RECORDS FOR THE EXERCISE →
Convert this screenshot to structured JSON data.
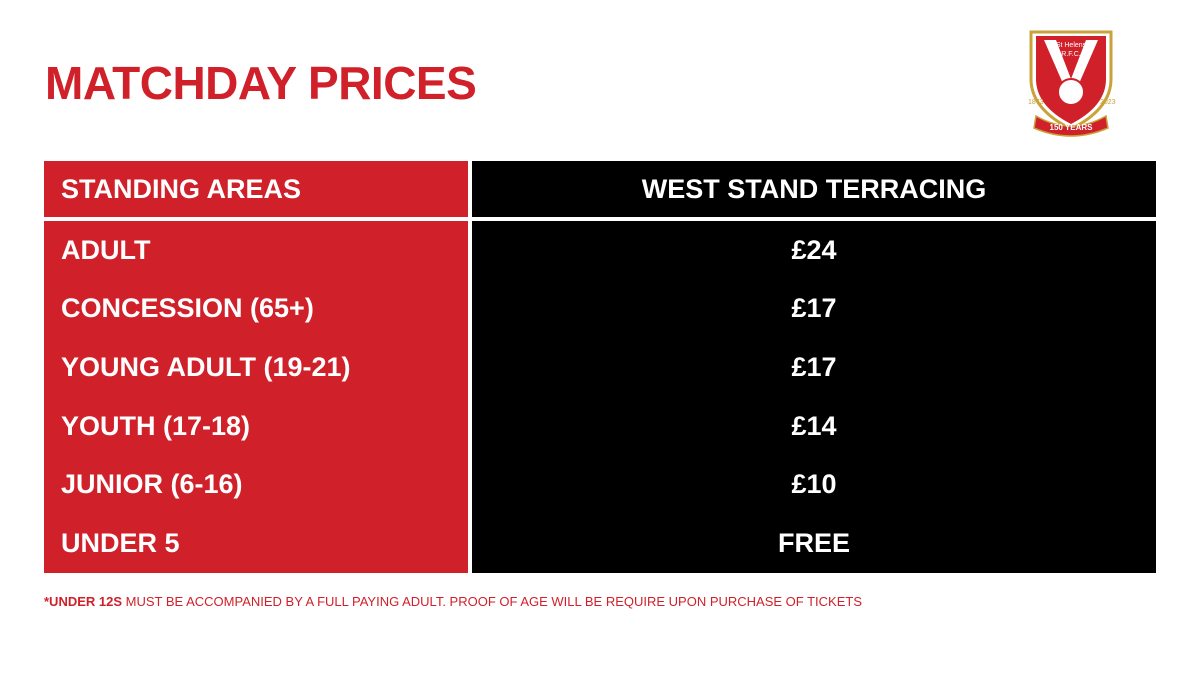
{
  "header": {
    "title": "MATCHDAY PRICES"
  },
  "logo": {
    "name_line1": "St Helens",
    "name_line2": "R.F.C.",
    "year_left": "1873",
    "year_right": "2023",
    "banner": "150 YEARS"
  },
  "table": {
    "columns": [
      "STANDING AREAS",
      "WEST STAND TERRACING"
    ],
    "rows": [
      [
        "ADULT",
        "£24"
      ],
      [
        "CONCESSION (65+)",
        "£17"
      ],
      [
        "YOUNG ADULT (19-21)",
        "£17"
      ],
      [
        "YOUTH (17-18)",
        "£14"
      ],
      [
        "JUNIOR (6-16)",
        "£10"
      ],
      [
        "UNDER 5",
        "FREE"
      ]
    ]
  },
  "footnote": {
    "emphasis": "*UNDER 12S",
    "text": "MUST BE ACCOMPANIED BY A FULL PAYING ADULT. PROOF OF AGE WILL BE REQUIRE UPON PURCHASE OF TICKETS"
  }
}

YOUR TASK →
Repeat all of the entries word for word, but omit the pictures.

EXERCISE RESULT →
Convert this screenshot to structured JSON data.
{
  "header": {
    "title": "MATCHDAY PRICES"
  },
  "logo": {
    "name_line1": "St Helens",
    "name_line2": "R.F.C.",
    "year_left": "1873",
    "year_right": "2023",
    "banner": "150 YEARS"
  },
  "table": {
    "columns": [
      "STANDING AREAS",
      "WEST STAND TERRACING"
    ],
    "rows": [
      [
        "ADULT",
        "£24"
      ],
      [
        "CONCESSION (65+)",
        "£17"
      ],
      [
        "YOUNG ADULT (19-21)",
        "£17"
      ],
      [
        "YOUTH (17-18)",
        "£14"
      ],
      [
        "JUNIOR (6-16)",
        "£10"
      ],
      [
        "UNDER 5",
        "FREE"
      ]
    ]
  },
  "footnote": {
    "emphasis": "*UNDER 12S",
    "text": "MUST BE ACCOMPANIED BY A FULL PAYING ADULT. PROOF OF AGE WILL BE REQUIRE UPON PURCHASE OF TICKETS"
  }
}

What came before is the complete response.